What is required
Without the pictures, set down every line of the data exactly.

Listed records
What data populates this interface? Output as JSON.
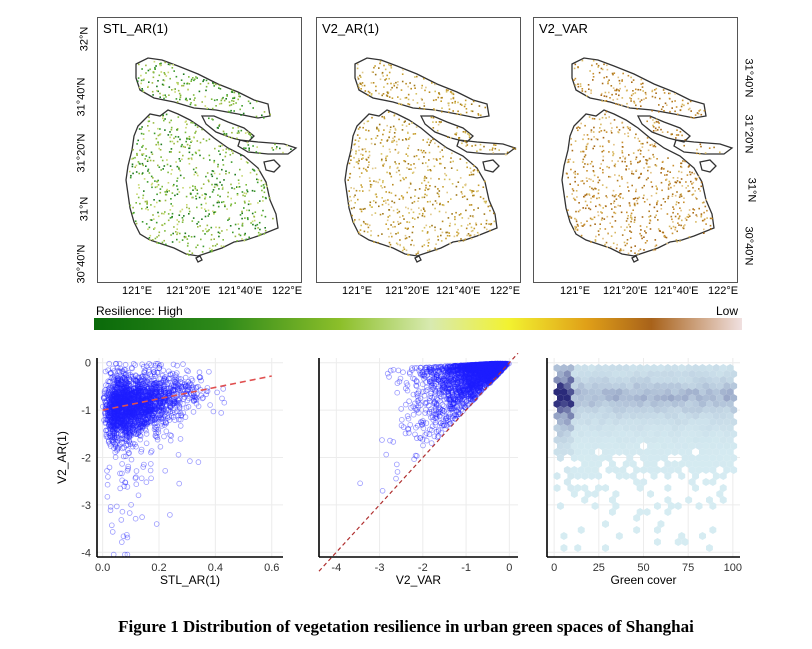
{
  "maps": {
    "panels": [
      "STL_AR(1)",
      "V2_AR(1)",
      "V2_VAR"
    ],
    "lon_ticks": [
      "121°E",
      "121°20'E",
      "121°40'E",
      "122°E"
    ],
    "lat_ticks_left": [
      "32°N",
      "31°40'N",
      "31°20'N",
      "31°N",
      "30°40'N"
    ],
    "lat_ticks_right": [
      "31°40'N",
      "31°20'N",
      "31°N",
      "30°40'N"
    ],
    "outline_color": "#333333"
  },
  "colorbar": {
    "left_label": "Resilience: High",
    "right_label": "Low",
    "colors": [
      "#0a6a0a",
      "#8cbf2a",
      "#d8eab0",
      "#f2f230",
      "#e0a018",
      "#a8621a",
      "#f0e0e0"
    ]
  },
  "chart_data": [
    {
      "type": "scatter",
      "xlabel": "STL_AR(1)",
      "ylabel": "V2_AR(1)",
      "xlim": [
        -0.02,
        0.64
      ],
      "ylim": [
        -4.1,
        0.1
      ],
      "xticks": [
        0.0,
        0.2,
        0.4,
        0.6
      ],
      "yticks": [
        0,
        -1,
        -2,
        -3,
        -4
      ],
      "trend_line": [
        [
          0.0,
          -1.0
        ],
        [
          0.6,
          -0.28
        ]
      ],
      "color": "#1f1fff",
      "trend_color": "#e05050",
      "grid": true
    },
    {
      "type": "scatter",
      "xlabel": "V2_VAR",
      "xlim": [
        -4.4,
        0.2
      ],
      "ylim": [
        -4.1,
        0.1
      ],
      "xticks": [
        -4,
        -3,
        -2,
        -1,
        0
      ],
      "identity_line": [
        [
          -4.4,
          -4.4
        ],
        [
          0.2,
          0.2
        ]
      ],
      "color": "#1f1fff",
      "trend_color": "#b03030",
      "grid": true
    },
    {
      "type": "heatmap",
      "xlabel": "Green cover",
      "xlim": [
        -4,
        104
      ],
      "ylim": [
        -4.1,
        0.1
      ],
      "xticks": [
        0,
        25,
        50,
        75,
        100
      ],
      "bin_shape": "hexagon",
      "color_low": "#d6ecf2",
      "color_high": "#2a2a7a",
      "grid": true
    }
  ],
  "caption": "Figure 1 Distribution of vegetation resilience in urban green spaces of Shanghai"
}
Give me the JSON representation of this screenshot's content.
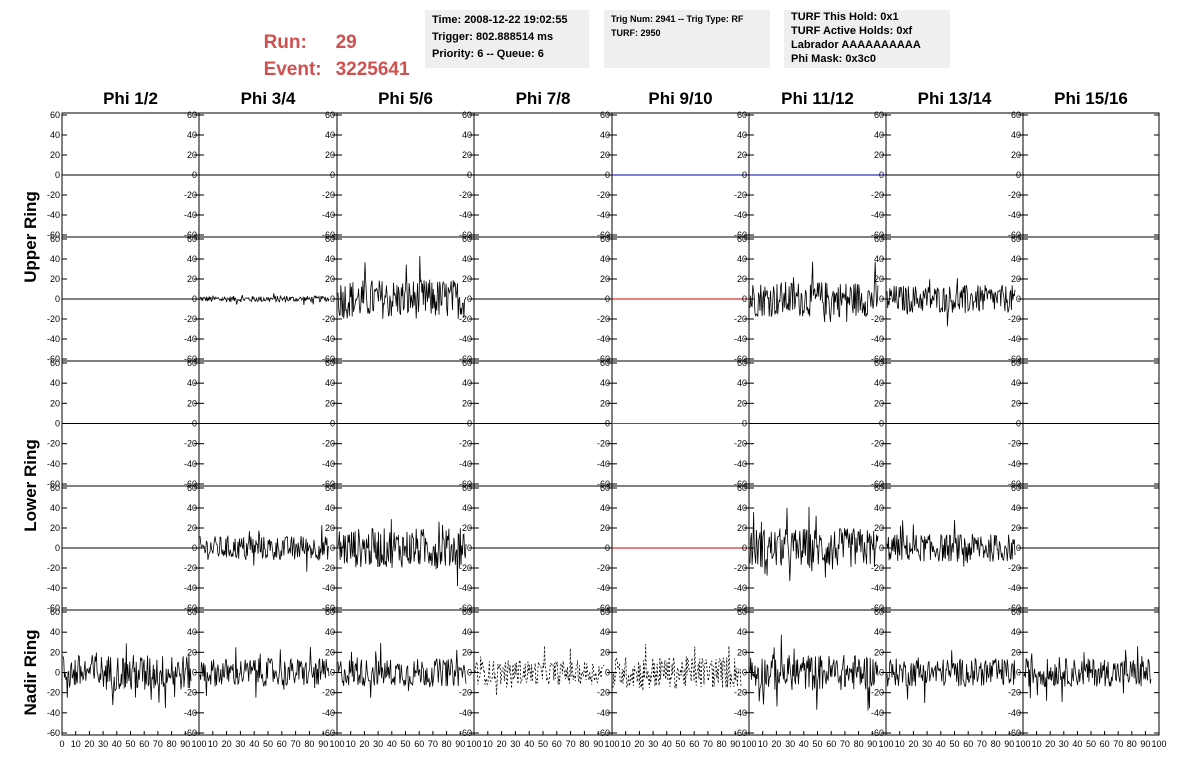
{
  "header": {
    "run_label": "Run:",
    "run_value": "29",
    "event_label": "Event:",
    "event_value": "3225641",
    "info1": [
      "Time: 2008-12-22 19:02:55",
      "Trigger: 802.888514 ms",
      "Priority: 6 -- Queue: 6"
    ],
    "info2": [
      "Trig Num: 2941 -- Trig Type: RF",
      "",
      "TURF: 2950"
    ],
    "info3": [
      "TURF This Hold: 0x1",
      "TURF Active Holds: 0xf",
      "Labrador AAAAAAAAAA",
      "Phi Mask: 0x3c0"
    ]
  },
  "columns": [
    "Phi 1/2",
    "Phi 3/4",
    "Phi 5/6",
    "Phi 7/8",
    "Phi 9/10",
    "Phi 11/12",
    "Phi 13/14",
    "Phi 15/16"
  ],
  "rings": [
    "Upper Ring",
    "Lower Ring",
    "Nadir Ring"
  ],
  "colors": {
    "header_red": "#d05050",
    "info_bg": "#efefef",
    "trace": "#000000",
    "blue": "#0000aa",
    "red": "#cc0000",
    "green": "#009900"
  },
  "chart_data": {
    "type": "line",
    "title": "",
    "ylim": [
      -60,
      60
    ],
    "xlim": [
      0,
      100
    ],
    "y_ticks": [
      -60,
      -40,
      -20,
      0,
      20,
      40,
      60
    ],
    "x_ticks": [
      0,
      10,
      20,
      30,
      40,
      50,
      60,
      70,
      80,
      90,
      100
    ],
    "x_tick_labels": [
      "0",
      "10",
      "20",
      "30",
      "40",
      "50",
      "60",
      "70",
      "80",
      "90",
      "100"
    ],
    "rows": [
      {
        "ring": "Upper Ring",
        "panels": [
          "flat",
          "flat",
          "flat",
          "flat",
          "flat-blue",
          "flat-blue",
          "flat",
          "flat"
        ]
      },
      {
        "ring": "Upper Ring",
        "panels": [
          "flat",
          "noise-small",
          "noise",
          "flat",
          "flat-red",
          "noise",
          "noise",
          "flat"
        ]
      },
      {
        "ring": "Lower Ring",
        "panels": [
          "flat",
          "flat",
          "flat",
          "flat",
          "flat-green",
          "flat",
          "flat",
          "flat"
        ]
      },
      {
        "ring": "Lower Ring",
        "panels": [
          "flat",
          "noise",
          "noise",
          "flat",
          "flat-red",
          "noise",
          "noise",
          "flat"
        ]
      },
      {
        "ring": "Nadir Ring",
        "panels": [
          "noise",
          "noise",
          "noise",
          "noise-dashed",
          "noise-dashed",
          "noise",
          "noise",
          "noise"
        ]
      }
    ],
    "panel_amplitude": {
      "upper2": [
        0,
        3,
        20,
        0,
        0,
        18,
        14,
        0
      ],
      "lower2": [
        0,
        12,
        20,
        0,
        0,
        20,
        14,
        0
      ],
      "nadir": [
        18,
        14,
        14,
        12,
        16,
        18,
        14,
        14
      ]
    }
  }
}
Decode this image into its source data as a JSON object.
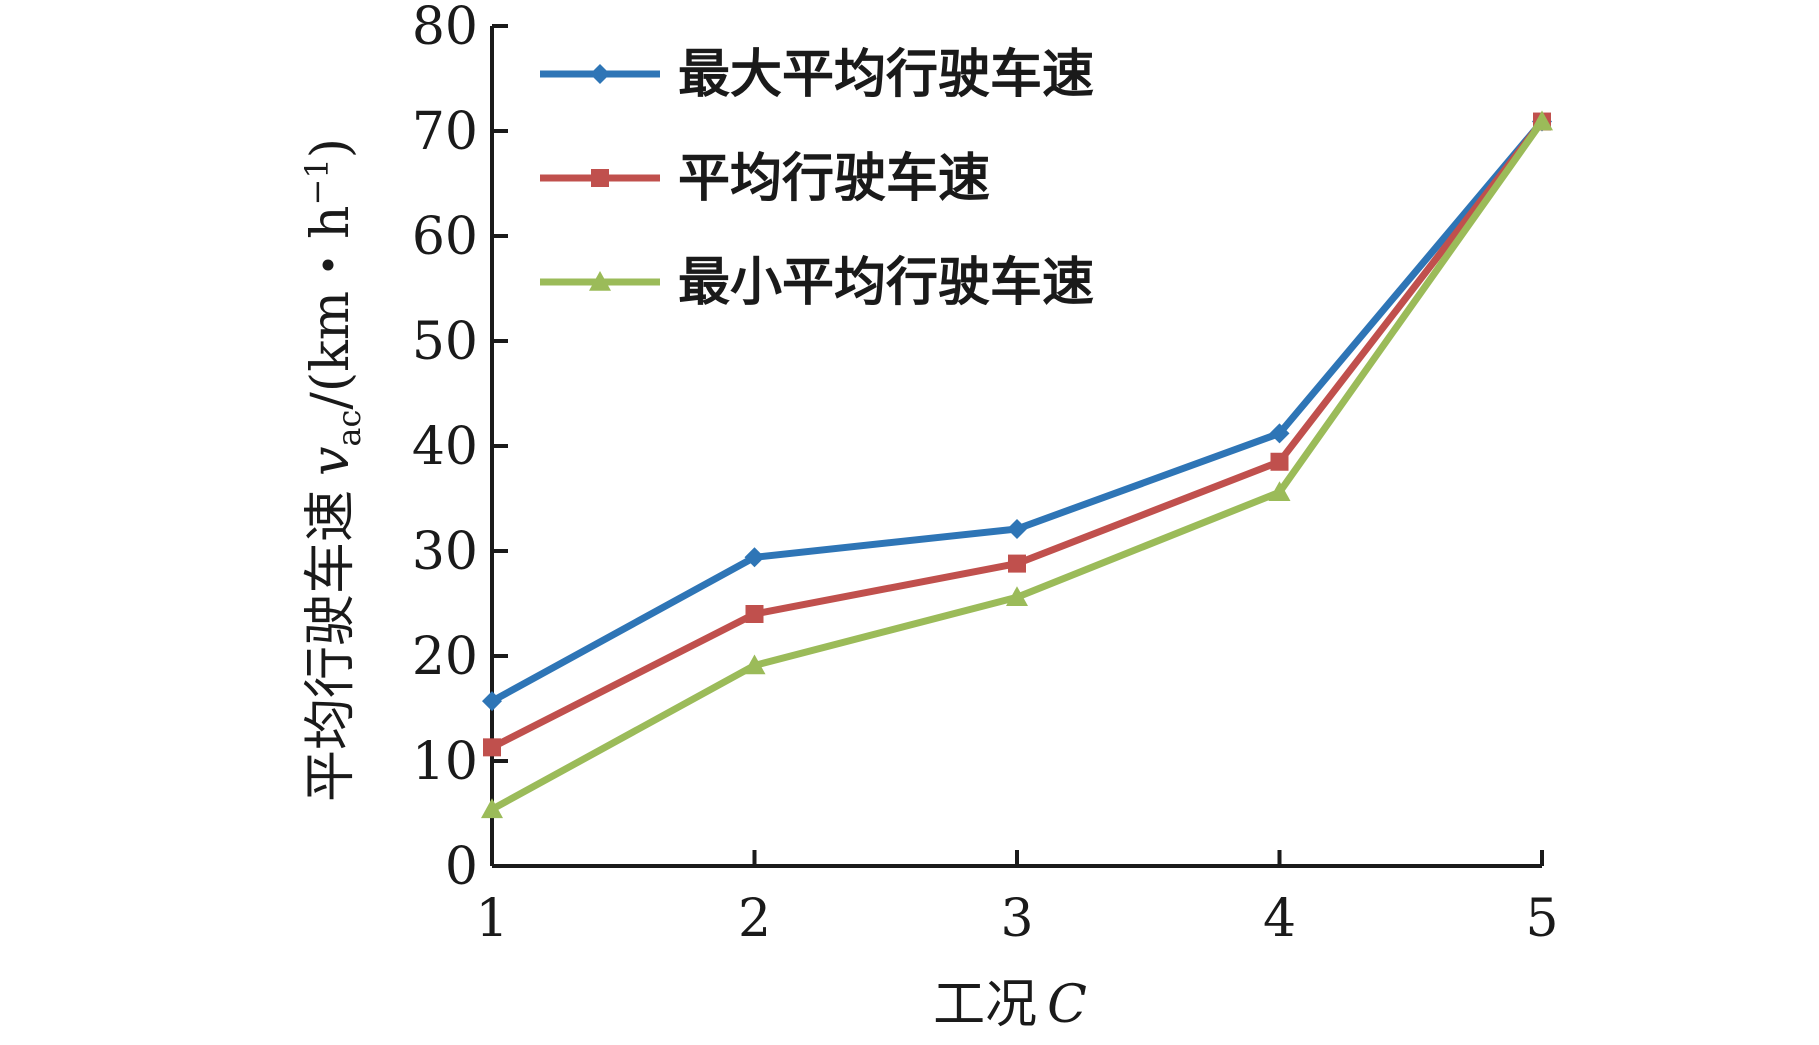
{
  "chart_data": {
    "type": "line",
    "title": "",
    "xlabel": "工况",
    "xlabel_var": "C",
    "ylabel": "平均行驶车速",
    "ylabel_var": "v",
    "ylabel_sub": "ac",
    "ylabel_unit_open": "/(km・h",
    "ylabel_unit_exp": "−1",
    "ylabel_unit_close": ")",
    "x": [
      1,
      2,
      3,
      4,
      5
    ],
    "xlim": [
      1,
      5
    ],
    "ylim": [
      0,
      80
    ],
    "yticks": [
      0,
      10,
      20,
      30,
      40,
      50,
      60,
      70,
      80
    ],
    "grid": false,
    "legend_position": "top-left",
    "series": [
      {
        "name": "最大平均行驶车速",
        "values": [
          15.7,
          29.4,
          32.1,
          41.2,
          70.9
        ],
        "color": "#2e75b6",
        "marker": "diamond"
      },
      {
        "name": "平均行驶车速",
        "values": [
          11.3,
          24.0,
          28.8,
          38.5,
          70.9
        ],
        "color": "#c0504d",
        "marker": "square"
      },
      {
        "name": "最小平均行驶车速",
        "values": [
          5.4,
          19.1,
          25.6,
          35.6,
          70.9
        ],
        "color": "#9bbb59",
        "marker": "triangle"
      }
    ]
  }
}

Written response
What data populates this interface? Output as JSON.
{
  "maps": {
    "panels": [
      "STL_AR(1)",
      "V2_AR(1)",
      "V2_VAR"
    ],
    "lon_ticks": [
      "121°E",
      "121°20'E",
      "121°40'E",
      "122°E"
    ],
    "lat_ticks_left": [
      "32°N",
      "31°40'N",
      "31°20'N",
      "31°N",
      "30°40'N"
    ],
    "lat_ticks_right": [
      "31°40'N",
      "31°20'N",
      "31°N",
      "30°40'N"
    ],
    "outline_color": "#333333"
  },
  "colorbar": {
    "left_label": "Resilience: High",
    "right_label": "Low",
    "colors": [
      "#0a6a0a",
      "#8cbf2a",
      "#d8eab0",
      "#f2f230",
      "#e0a018",
      "#a8621a",
      "#f0e0e0"
    ]
  },
  "chart_data": [
    {
      "type": "scatter",
      "xlabel": "STL_AR(1)",
      "ylabel": "V2_AR(1)",
      "xlim": [
        -0.02,
        0.64
      ],
      "ylim": [
        -4.1,
        0.1
      ],
      "xticks": [
        0.0,
        0.2,
        0.4,
        0.6
      ],
      "yticks": [
        0,
        -1,
        -2,
        -3,
        -4
      ],
      "trend_line": [
        [
          0.0,
          -1.0
        ],
        [
          0.6,
          -0.28
        ]
      ],
      "color": "#1f1fff",
      "trend_color": "#e05050",
      "grid": true
    },
    {
      "type": "scatter",
      "xlabel": "V2_VAR",
      "xlim": [
        -4.4,
        0.2
      ],
      "ylim": [
        -4.1,
        0.1
      ],
      "xticks": [
        -4,
        -3,
        -2,
        -1,
        0
      ],
      "identity_line": [
        [
          -4.4,
          -4.4
        ],
        [
          0.2,
          0.2
        ]
      ],
      "color": "#1f1fff",
      "trend_color": "#b03030",
      "grid": true
    },
    {
      "type": "heatmap",
      "xlabel": "Green cover",
      "xlim": [
        -4,
        104
      ],
      "ylim": [
        -4.1,
        0.1
      ],
      "xticks": [
        0,
        25,
        50,
        75,
        100
      ],
      "bin_shape": "hexagon",
      "color_low": "#d6ecf2",
      "color_high": "#2a2a7a",
      "grid": true
    }
  ],
  "caption": "Figure 1 Distribution of vegetation resilience in urban green spaces of Shanghai"
}
Give me the JSON representation of this screenshot's content.
{
  "header": {
    "run_label": "Run:",
    "run_value": "29",
    "event_label": "Event:",
    "event_value": "3225641",
    "info1": [
      "Time: 2008-12-22 19:02:55",
      "Trigger: 802.888514 ms",
      "Priority: 6 -- Queue: 6"
    ],
    "info2": [
      "Trig Num: 2941 -- Trig Type: RF",
      "",
      "TURF: 2950"
    ],
    "info3": [
      "TURF This Hold: 0x1",
      "TURF Active Holds: 0xf",
      "Labrador AAAAAAAAAA",
      "Phi Mask: 0x3c0"
    ]
  },
  "columns": [
    "Phi 1/2",
    "Phi 3/4",
    "Phi 5/6",
    "Phi 7/8",
    "Phi 9/10",
    "Phi 11/12",
    "Phi 13/14",
    "Phi 15/16"
  ],
  "rings": [
    "Upper Ring",
    "Lower Ring",
    "Nadir Ring"
  ],
  "colors": {
    "header_red": "#d05050",
    "info_bg": "#efefef",
    "trace": "#000000",
    "blue": "#0000aa",
    "red": "#cc0000",
    "green": "#009900"
  },
  "chart_data": {
    "type": "line",
    "title": "",
    "ylim": [
      -60,
      60
    ],
    "xlim": [
      0,
      100
    ],
    "y_ticks": [
      -60,
      -40,
      -20,
      0,
      20,
      40,
      60
    ],
    "x_ticks": [
      0,
      10,
      20,
      30,
      40,
      50,
      60,
      70,
      80,
      90,
      100
    ],
    "x_tick_labels": [
      "0",
      "10",
      "20",
      "30",
      "40",
      "50",
      "60",
      "70",
      "80",
      "90",
      "100"
    ],
    "rows": [
      {
        "ring": "Upper Ring",
        "panels": [
          "flat",
          "flat",
          "flat",
          "flat",
          "flat-blue",
          "flat-blue",
          "flat",
          "flat"
        ]
      },
      {
        "ring": "Upper Ring",
        "panels": [
          "flat",
          "noise-small",
          "noise",
          "flat",
          "flat-red",
          "noise",
          "noise",
          "flat"
        ]
      },
      {
        "ring": "Lower Ring",
        "panels": [
          "flat",
          "flat",
          "flat",
          "flat",
          "flat-green",
          "flat",
          "flat",
          "flat"
        ]
      },
      {
        "ring": "Lower Ring",
        "panels": [
          "flat",
          "noise",
          "noise",
          "flat",
          "flat-red",
          "noise",
          "noise",
          "flat"
        ]
      },
      {
        "ring": "Nadir Ring",
        "panels": [
          "noise",
          "noise",
          "noise",
          "noise-dashed",
          "noise-dashed",
          "noise",
          "noise",
          "noise"
        ]
      }
    ],
    "panel_amplitude": {
      "upper2": [
        0,
        3,
        20,
        0,
        0,
        18,
        14,
        0
      ],
      "lower2": [
        0,
        12,
        20,
        0,
        0,
        20,
        14,
        0
      ],
      "nadir": [
        18,
        14,
        14,
        12,
        16,
        18,
        14,
        14
      ]
    }
  }
}
Decode this image into its source data as a JSON object.
{
  "chart_data": {
    "type": "line",
    "title": "",
    "xlabel": "工况",
    "xlabel_var": "C",
    "ylabel": "平均行驶车速",
    "ylabel_var": "v",
    "ylabel_sub": "ac",
    "ylabel_unit_open": "/(km・h",
    "ylabel_unit_exp": "−1",
    "ylabel_unit_close": ")",
    "x": [
      1,
      2,
      3,
      4,
      5
    ],
    "xlim": [
      1,
      5
    ],
    "ylim": [
      0,
      80
    ],
    "yticks": [
      0,
      10,
      20,
      30,
      40,
      50,
      60,
      70,
      80
    ],
    "grid": false,
    "legend_position": "top-left",
    "series": [
      {
        "name": "最大平均行驶车速",
        "values": [
          15.7,
          29.4,
          32.1,
          41.2,
          70.9
        ],
        "color": "#2e75b6",
        "marker": "diamond"
      },
      {
        "name": "平均行驶车速",
        "values": [
          11.3,
          24.0,
          28.8,
          38.5,
          70.9
        ],
        "color": "#c0504d",
        "marker": "square"
      },
      {
        "name": "最小平均行驶车速",
        "values": [
          5.4,
          19.1,
          25.6,
          35.6,
          70.9
        ],
        "color": "#9bbb59",
        "marker": "triangle"
      }
    ]
  }
}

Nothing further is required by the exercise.